* START Page excerpt *
MIA : Early American Marxism : Socialist Labor Party (1876-1930)

Socialist Labor Party

1876-1930

 

Convention of the Workingmen's Party of the United States (WPUS)

In 1874 the Social Democratic Workingmen's Party was organized. This group was centered in New York and consisted largely of Geman immigrants who were dissidents from the First International. On the volition of this group, which claimed a membership of 1500, a preliminary conference was held in April of 1876 in Pitssburgh, PA, to establish the groundwork for a Congress uniting the Social Democratic Workingmens Party with adherents of the International Association and other fledgling groups. This April 1876 Pittsburgh gathering issued a call for a Unity Congress to meet in Philadelphia the following July to form a new organization.

1. “Unity Congress”—Newark, NJ—July 19-22, 1876

On July 19, 1877, this Unity Congress met in a session attended by just 7 delegates, who claimed to represent three thousand organized socialists —635 from the recently-disbanded International, 593 from the Workingmen’s Party of Illinois, 250 from the Social Political Workingmen’s Society of Cincinnati, and 1,500 from the Social Democratic Workingmen’s Party of North America. Philip Van Patten, a Lassallean, was elected the group’s first Corresponding Secretary. The Marxists and the Lassalleans coexisted uneasily in this organization, the Marxists winning a party prohibition against the organization participating in electoral politics, a measure largely offset by a contrary policy that permitted participation in local elections if the conditions seemed promissing. The new organization, initially called the Workingmen’s Party of the US (WPUS), began with three party papers, the official Arbeiterstimme (German) from New York, and two “semi-official” weekly newspapers, The Socialist (English) from Detroit and Vorbote (German) from Chicago.
* END Page excerpt *
* START Data for the task *
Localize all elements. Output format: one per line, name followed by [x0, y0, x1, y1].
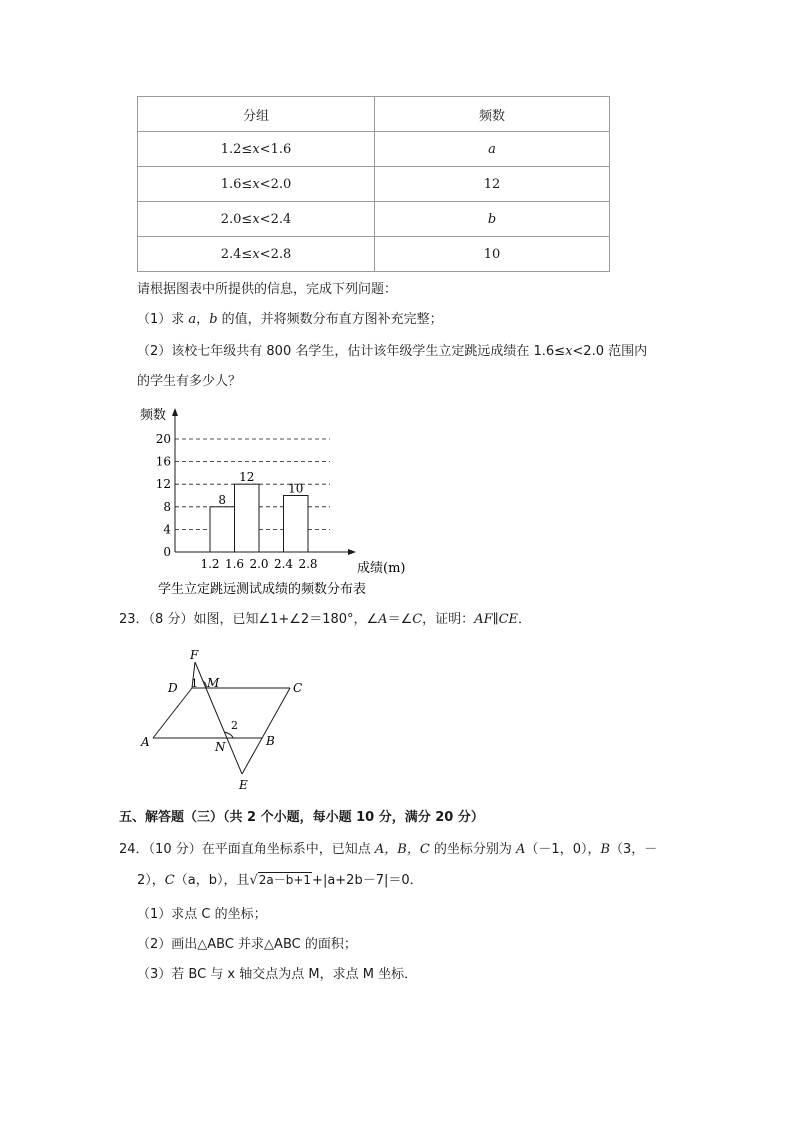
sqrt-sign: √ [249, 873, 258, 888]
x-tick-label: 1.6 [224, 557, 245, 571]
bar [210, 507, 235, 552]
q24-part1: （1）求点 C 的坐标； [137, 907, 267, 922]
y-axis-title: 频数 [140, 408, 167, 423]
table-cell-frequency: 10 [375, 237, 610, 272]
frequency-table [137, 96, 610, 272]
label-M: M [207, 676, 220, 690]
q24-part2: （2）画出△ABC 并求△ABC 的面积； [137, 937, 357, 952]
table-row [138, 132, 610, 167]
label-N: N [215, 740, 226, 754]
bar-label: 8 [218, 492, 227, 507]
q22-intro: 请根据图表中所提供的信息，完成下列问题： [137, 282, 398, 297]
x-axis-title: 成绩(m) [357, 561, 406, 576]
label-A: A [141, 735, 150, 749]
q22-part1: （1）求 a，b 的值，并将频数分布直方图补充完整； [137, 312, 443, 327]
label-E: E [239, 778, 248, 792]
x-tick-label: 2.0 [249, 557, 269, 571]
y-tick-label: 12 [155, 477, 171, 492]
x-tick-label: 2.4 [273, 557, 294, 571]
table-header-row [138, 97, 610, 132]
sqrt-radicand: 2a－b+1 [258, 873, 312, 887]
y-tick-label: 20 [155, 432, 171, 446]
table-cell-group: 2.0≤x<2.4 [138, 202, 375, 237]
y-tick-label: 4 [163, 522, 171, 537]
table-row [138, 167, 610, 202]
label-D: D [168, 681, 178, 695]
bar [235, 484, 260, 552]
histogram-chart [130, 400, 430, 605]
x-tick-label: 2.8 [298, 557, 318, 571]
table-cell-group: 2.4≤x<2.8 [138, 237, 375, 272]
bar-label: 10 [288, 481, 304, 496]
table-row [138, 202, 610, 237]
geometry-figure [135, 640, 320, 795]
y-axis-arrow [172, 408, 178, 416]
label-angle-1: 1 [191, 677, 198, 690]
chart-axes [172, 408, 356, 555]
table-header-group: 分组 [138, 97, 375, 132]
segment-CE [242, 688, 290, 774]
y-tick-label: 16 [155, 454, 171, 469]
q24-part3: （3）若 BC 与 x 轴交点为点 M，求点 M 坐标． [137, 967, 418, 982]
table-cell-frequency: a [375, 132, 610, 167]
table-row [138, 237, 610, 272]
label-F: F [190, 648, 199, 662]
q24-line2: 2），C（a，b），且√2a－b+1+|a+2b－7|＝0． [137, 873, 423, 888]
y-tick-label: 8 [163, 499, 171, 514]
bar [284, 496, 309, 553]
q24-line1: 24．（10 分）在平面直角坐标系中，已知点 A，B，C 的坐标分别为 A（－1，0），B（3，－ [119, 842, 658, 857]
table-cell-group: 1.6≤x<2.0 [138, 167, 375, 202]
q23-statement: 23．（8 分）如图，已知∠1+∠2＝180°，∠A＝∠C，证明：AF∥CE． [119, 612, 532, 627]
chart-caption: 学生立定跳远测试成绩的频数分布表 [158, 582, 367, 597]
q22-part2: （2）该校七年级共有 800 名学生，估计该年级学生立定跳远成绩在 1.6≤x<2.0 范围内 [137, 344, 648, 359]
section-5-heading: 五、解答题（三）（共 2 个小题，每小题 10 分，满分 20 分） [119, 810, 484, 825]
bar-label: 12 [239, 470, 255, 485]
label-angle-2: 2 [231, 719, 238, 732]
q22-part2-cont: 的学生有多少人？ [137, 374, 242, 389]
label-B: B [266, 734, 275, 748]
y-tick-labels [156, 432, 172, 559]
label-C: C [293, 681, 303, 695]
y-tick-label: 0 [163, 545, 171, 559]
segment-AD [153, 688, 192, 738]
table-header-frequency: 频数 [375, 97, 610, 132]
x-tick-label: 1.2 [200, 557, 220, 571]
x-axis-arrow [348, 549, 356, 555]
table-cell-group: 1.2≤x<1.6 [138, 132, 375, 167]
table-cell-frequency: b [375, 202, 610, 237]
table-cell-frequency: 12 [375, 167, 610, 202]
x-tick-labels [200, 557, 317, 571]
* END Data for the task *
Stated task A. Copy out the whole page on the Socialist Labor Party word for word.
Stated task B. Pull out of the listing everything from the line containing "sqrt-sign: √ [249, 873, 258, 888]" down through the line containing "x-tick-label: 2.8 [298, 557, 318, 571]", both ends included, word for word.

Task solution A.
MIA : Early American Marxism : Socialist Labor Party (1876-1930)

Socialist Labor Party

1876-1930

 

Convention of the Workingmen's Party of the United States (WPUS)

In 1874 the Social Democratic Workingmen's Party was organized. This group was centered in New York and consisted largely of Geman immigrants who were dissidents from the First International. On the volition of this group, which claimed a membership of 1500, a preliminary conference was held in April of 1876 in Pitssburgh, PA, to establish the groundwork for a Congress uniting the Social Democratic Workingmens Party with adherents of the International Association and other fledgling groups. This April 1876 Pittsburgh gathering issued a call for a Unity Congress to meet in Philadelphia the following July to form a new organization.

1. “Unity Congress”—Newark, NJ—July 19-22, 1876

On July 19, 1877, this Unity Congress met in a session attended by just 7 delegates, who claimed to represent three thousand organized socialists —635 from the recently-disbanded International, 593 from the Workingmen’s Party of Illinois, 250 from the Social Political Workingmen’s Society of Cincinnati, and 1,500 from the Social Democratic Workingmen’s Party of North America. Philip Van Patten, a Lassallean, was elected the group’s first Corresponding Secretary. The Marxists and the Lassalleans coexisted uneasily in this organization, the Marxists winning a party prohibition against the organization participating in electoral politics, a measure largely offset by a contrary policy that permitted participation in local elections if the conditions seemed promissing. The new organization, initially called the Workingmen’s Party of the US (WPUS), began with three party papers, the official Arbeiterstimme (German) from New York, and two “semi-official” weekly newspapers, The Socialist (English) from Detroit and Vorbote (German) from Chicago.

Task solution B.
sqrt-sign: √ [249, 873, 258, 888]
x-tick-label: 1.6 [224, 557, 245, 571]
bar [210, 507, 235, 552]
q24-part1: （1）求点 C 的坐标； [137, 907, 267, 922]
y-axis-title: 频数 [140, 408, 167, 423]
table-cell-frequency: 10 [375, 237, 610, 272]
frequency-table [137, 96, 610, 272]
label-M: M [207, 676, 220, 690]
q24-part2: （2）画出△ABC 并求△ABC 的面积； [137, 937, 357, 952]
table-row [138, 132, 610, 167]
label-N: N [215, 740, 226, 754]
bar-label: 8 [218, 492, 227, 507]
q22-intro: 请根据图表中所提供的信息，完成下列问题： [137, 282, 398, 297]
x-axis-title: 成绩(m) [357, 561, 406, 576]
label-A: A [141, 735, 150, 749]
q22-part1: （1）求 a，b 的值，并将频数分布直方图补充完整； [137, 312, 443, 327]
label-E: E [239, 778, 248, 792]
x-tick-label: 2.0 [249, 557, 269, 571]
y-tick-label: 12 [155, 477, 171, 492]
x-tick-label: 2.4 [273, 557, 294, 571]
table-header-row [138, 97, 610, 132]
sqrt-radicand: 2a－b+1 [258, 873, 312, 887]
y-tick-label: 20 [155, 432, 171, 446]
table-cell-group: 2.0≤x<2.4 [138, 202, 375, 237]
y-tick-label: 4 [163, 522, 171, 537]
table-row [138, 167, 610, 202]
label-D: D [168, 681, 178, 695]
bar [235, 484, 260, 552]
histogram-chart [130, 400, 430, 605]
x-tick-label: 2.8 [298, 557, 318, 571]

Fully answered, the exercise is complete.